# Information shown
★ ★ ★ ★ ★ ★ ★
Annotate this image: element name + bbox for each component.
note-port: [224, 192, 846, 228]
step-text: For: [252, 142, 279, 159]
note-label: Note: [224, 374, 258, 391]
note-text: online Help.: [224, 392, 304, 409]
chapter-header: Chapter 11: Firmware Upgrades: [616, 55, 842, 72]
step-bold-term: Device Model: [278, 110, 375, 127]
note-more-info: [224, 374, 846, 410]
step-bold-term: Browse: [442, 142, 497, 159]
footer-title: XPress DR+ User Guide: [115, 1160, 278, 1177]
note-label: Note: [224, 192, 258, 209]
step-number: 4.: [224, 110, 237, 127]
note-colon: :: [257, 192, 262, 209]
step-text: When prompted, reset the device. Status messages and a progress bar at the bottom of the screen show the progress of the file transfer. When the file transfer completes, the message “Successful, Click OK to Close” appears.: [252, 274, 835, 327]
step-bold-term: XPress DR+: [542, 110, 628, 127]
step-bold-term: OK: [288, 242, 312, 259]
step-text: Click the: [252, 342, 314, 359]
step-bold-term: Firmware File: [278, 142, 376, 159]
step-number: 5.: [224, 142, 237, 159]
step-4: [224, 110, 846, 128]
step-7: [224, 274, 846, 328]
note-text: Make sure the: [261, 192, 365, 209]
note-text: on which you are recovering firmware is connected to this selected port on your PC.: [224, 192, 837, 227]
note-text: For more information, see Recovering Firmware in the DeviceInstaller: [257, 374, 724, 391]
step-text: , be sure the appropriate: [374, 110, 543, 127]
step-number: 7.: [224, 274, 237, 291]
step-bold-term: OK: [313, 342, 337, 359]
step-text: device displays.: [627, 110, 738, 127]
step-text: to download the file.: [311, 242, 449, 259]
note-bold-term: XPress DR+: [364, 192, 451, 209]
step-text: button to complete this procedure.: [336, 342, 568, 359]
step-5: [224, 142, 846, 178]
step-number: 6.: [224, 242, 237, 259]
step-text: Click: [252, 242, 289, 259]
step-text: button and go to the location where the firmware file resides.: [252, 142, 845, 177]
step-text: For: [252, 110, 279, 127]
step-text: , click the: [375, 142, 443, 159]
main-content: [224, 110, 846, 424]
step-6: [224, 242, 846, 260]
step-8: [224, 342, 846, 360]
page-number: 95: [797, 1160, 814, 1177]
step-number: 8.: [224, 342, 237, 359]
★ ★ ★ ★ ★ ★ ★
# Exercise brief
Copy the records above line for line, without changing anything.

# Solution
Annotate this image: element name + bbox for each component.
note-port: [224, 192, 846, 228]
step-text: For: [252, 142, 279, 159]
note-label: Note: [224, 374, 258, 391]
note-text: online Help.: [224, 392, 304, 409]
chapter-header: Chapter 11: Firmware Upgrades: [616, 55, 842, 72]
step-bold-term: Device Model: [278, 110, 375, 127]
note-more-info: [224, 374, 846, 410]
step-bold-term: Browse: [442, 142, 497, 159]
footer-title: XPress DR+ User Guide: [115, 1160, 278, 1177]
note-label: Note: [224, 192, 258, 209]
step-number: 4.: [224, 110, 237, 127]
note-colon: :: [257, 192, 262, 209]
step-text: When prompted, reset the device. Status messages and a progress bar at the bottom of the screen show the progress of the file transfer. When the file transfer completes, the message “Successful, Click OK to Close” appears.: [252, 274, 835, 327]
step-bold-term: XPress DR+: [542, 110, 628, 127]
step-bold-term: OK: [288, 242, 312, 259]
step-text: Click the: [252, 342, 314, 359]
step-bold-term: Firmware File: [278, 142, 376, 159]
step-number: 5.: [224, 142, 237, 159]
step-4: [224, 110, 846, 128]
step-7: [224, 274, 846, 328]
note-text: Make sure the: [261, 192, 365, 209]
note-text: on which you are recovering firmware is connected to this selected port on your PC.: [224, 192, 837, 227]
note-text: For more information, see Recovering Firmware in the DeviceInstaller: [257, 374, 724, 391]
step-text: , be sure the appropriate: [374, 110, 543, 127]
step-number: 7.: [224, 274, 237, 291]
step-bold-term: OK: [313, 342, 337, 359]
step-text: device displays.: [627, 110, 738, 127]
step-text: to download the file.: [311, 242, 449, 259]
note-bold-term: XPress DR+: [364, 192, 451, 209]
step-text: button to complete this procedure.: [336, 342, 568, 359]
step-5: [224, 142, 846, 178]
step-number: 6.: [224, 242, 237, 259]
step-text: Click: [252, 242, 289, 259]
step-text: button and go to the location where the firmware file resides.: [252, 142, 845, 177]
step-text: For: [252, 110, 279, 127]
step-text: , click the: [375, 142, 443, 159]
main-content: [224, 110, 846, 424]
step-6: [224, 242, 846, 260]
step-8: [224, 342, 846, 360]
page-number: 95: [797, 1160, 814, 1177]
step-number: 8.: [224, 342, 237, 359]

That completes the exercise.